* _Problem to solve_: Render every line of the items below as a Markdown table with columns Row and Line, numbering each row and leaving out blank lines.

____________________

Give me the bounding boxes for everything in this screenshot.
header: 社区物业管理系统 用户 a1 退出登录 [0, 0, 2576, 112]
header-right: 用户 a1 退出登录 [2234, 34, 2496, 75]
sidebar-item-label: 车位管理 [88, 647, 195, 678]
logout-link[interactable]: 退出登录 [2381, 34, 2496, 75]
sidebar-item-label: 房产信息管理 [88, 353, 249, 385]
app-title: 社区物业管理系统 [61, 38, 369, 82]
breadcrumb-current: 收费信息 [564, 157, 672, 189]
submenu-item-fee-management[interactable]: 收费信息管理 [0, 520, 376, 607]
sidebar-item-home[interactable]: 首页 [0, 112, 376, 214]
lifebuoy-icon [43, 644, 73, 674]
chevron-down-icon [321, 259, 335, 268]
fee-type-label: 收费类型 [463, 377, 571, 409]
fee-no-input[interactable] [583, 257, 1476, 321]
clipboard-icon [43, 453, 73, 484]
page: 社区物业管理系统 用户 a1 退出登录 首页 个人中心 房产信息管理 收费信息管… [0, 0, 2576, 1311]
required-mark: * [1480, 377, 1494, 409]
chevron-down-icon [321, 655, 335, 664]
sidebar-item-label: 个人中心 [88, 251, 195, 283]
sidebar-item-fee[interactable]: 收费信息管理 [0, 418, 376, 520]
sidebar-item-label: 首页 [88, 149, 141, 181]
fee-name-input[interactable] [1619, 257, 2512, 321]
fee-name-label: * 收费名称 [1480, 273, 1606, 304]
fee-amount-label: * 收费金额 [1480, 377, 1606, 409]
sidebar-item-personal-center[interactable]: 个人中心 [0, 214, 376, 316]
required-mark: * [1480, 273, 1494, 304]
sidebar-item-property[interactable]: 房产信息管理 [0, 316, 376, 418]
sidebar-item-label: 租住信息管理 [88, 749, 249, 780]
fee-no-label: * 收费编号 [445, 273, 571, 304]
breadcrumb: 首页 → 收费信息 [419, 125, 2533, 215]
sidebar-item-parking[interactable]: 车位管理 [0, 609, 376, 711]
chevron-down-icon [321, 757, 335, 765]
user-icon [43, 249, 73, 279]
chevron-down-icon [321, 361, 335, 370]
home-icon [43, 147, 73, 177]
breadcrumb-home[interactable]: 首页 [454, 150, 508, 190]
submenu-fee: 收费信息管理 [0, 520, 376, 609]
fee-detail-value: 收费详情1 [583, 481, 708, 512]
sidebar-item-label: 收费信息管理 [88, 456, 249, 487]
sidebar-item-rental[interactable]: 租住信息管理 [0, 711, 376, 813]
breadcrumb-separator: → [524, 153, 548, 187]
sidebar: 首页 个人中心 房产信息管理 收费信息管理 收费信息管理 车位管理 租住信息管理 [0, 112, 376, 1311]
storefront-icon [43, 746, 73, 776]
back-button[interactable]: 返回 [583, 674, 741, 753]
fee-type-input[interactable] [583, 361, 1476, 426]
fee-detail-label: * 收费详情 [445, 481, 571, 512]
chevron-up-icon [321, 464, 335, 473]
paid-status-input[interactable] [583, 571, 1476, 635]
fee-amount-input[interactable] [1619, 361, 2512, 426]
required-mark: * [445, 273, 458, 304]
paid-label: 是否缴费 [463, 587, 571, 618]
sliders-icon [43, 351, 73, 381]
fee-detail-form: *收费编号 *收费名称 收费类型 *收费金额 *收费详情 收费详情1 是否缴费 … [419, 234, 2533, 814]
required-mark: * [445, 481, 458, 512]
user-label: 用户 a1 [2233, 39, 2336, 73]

____________________

* _The result_:
| Row | Line |
|---|---|
| 1 | Give me the bounding boxes for everything in this screenshot. |
| 2 | header: 社区物业管理系统 用户 a1 退出登录 [0, 0, 2576, 112] |
| 3 | header-right: 用户 a1 退出登录 [2234, 34, 2496, 75] |
| 4 | sidebar-item-label: 车位管理 [88, 647, 195, 678] |
| 5 | logout-link[interactable]: 退出登录 [2381, 34, 2496, 75] |
| 6 | sidebar-item-label: 房产信息管理 [88, 353, 249, 385] |
| 7 | app-title: 社区物业管理系统 [61, 38, 369, 82] |
| 8 | breadcrumb-current: 收费信息 [564, 157, 672, 189] |
| 9 | submenu-item-fee-management[interactable]: 收费信息管理 [0, 520, 376, 607] |
| 10 | sidebar-item-home[interactable]: 首页 [0, 112, 376, 214] |
| 11 | lifebuoy-icon [43, 644, 73, 674] |
| 12 | chevron-down-icon [321, 259, 335, 268] |
| 13 | fee-type-label: 收费类型 [463, 377, 571, 409] |
| 14 | fee-no-input[interactable] [583, 257, 1476, 321] |
| 15 | clipboard-icon [43, 453, 73, 484] |
| 16 | page: 社区物业管理系统 用户 a1 退出登录 首页 个人中心 房产信息管理 收费信息管… [0, 0, 2576, 1311] |
| 17 | required-mark: * [1480, 377, 1494, 409] |
| 18 | chevron-down-icon [321, 655, 335, 664] |
| 19 | sidebar-item-label: 个人中心 [88, 251, 195, 283] |
| 20 | sidebar-item-fee[interactable]: 收费信息管理 [0, 418, 376, 520] |
| 21 | sidebar-item-label: 首页 [88, 149, 141, 181] |
| 22 | fee-name-input[interactable] [1619, 257, 2512, 321] |
| 23 | fee-name-label: * 收费名称 [1480, 273, 1606, 304] |
| 24 | fee-amount-label: * 收费金额 [1480, 377, 1606, 409] |
| 25 | sidebar-item-personal-center[interactable]: 个人中心 [0, 214, 376, 316] |
| 26 | required-mark: * [1480, 273, 1494, 304] |
| 27 | sidebar-item-property[interactable]: 房产信息管理 [0, 316, 376, 418] |
| 28 | sidebar-item-label: 租住信息管理 [88, 749, 249, 780] |
| 29 | fee-no-label: * 收费编号 [445, 273, 571, 304] |
| 30 | breadcrumb: 首页 → 收费信息 [419, 125, 2533, 215] |
| 31 | sidebar-item-parking[interactable]: 车位管理 [0, 609, 376, 711] |
| 32 | chevron-down-icon [321, 757, 335, 765] |
| 33 | user-icon [43, 249, 73, 279] |
| 34 | chevron-down-icon [321, 361, 335, 370] |
| 35 | home-icon [43, 147, 73, 177] |
| 36 | breadcrumb-home[interactable]: 首页 [454, 150, 508, 190] |
| 37 | submenu-fee: 收费信息管理 [0, 520, 376, 609] |
| 38 | fee-detail-value: 收费详情1 [583, 481, 708, 512] |
| 39 | sidebar-item-label: 收费信息管理 [88, 456, 249, 487] |
| 40 | sidebar-item-rental[interactable]: 租住信息管理 [0, 711, 376, 813] |
| 41 | breadcrumb-separator: → [524, 153, 548, 187] |
| 42 | sidebar: 首页 个人中心 房产信息管理 收费信息管理 收费信息管理 车位管理 租住信息管理 [0, 112, 376, 1311] |
| 43 | storefront-icon [43, 746, 73, 776] |
| 44 | back-button[interactable]: 返回 [583, 674, 741, 753] |
| 45 | fee-type-input[interactable] [583, 361, 1476, 426] |
| 46 | fee-detail-label: * 收费详情 [445, 481, 571, 512] |
| 47 | chevron-up-icon [321, 464, 335, 473] |
| 48 | paid-status-input[interactable] [583, 571, 1476, 635] |
| 49 | fee-amount-input[interactable] [1619, 361, 2512, 426] |
| 50 | required-mark: * [445, 273, 458, 304] |
| 51 | paid-label: 是否缴费 [463, 587, 571, 618] |
| 52 | sliders-icon [43, 351, 73, 381] |
| 53 | fee-detail-form: *收费编号 *收费名称 收费类型 *收费金额 *收费详情 收费详情1 是否缴费 … [419, 234, 2533, 814] |
| 54 | required-mark: * [445, 481, 458, 512] |
| 55 | user-label: 用户 a1 [2233, 39, 2336, 73] |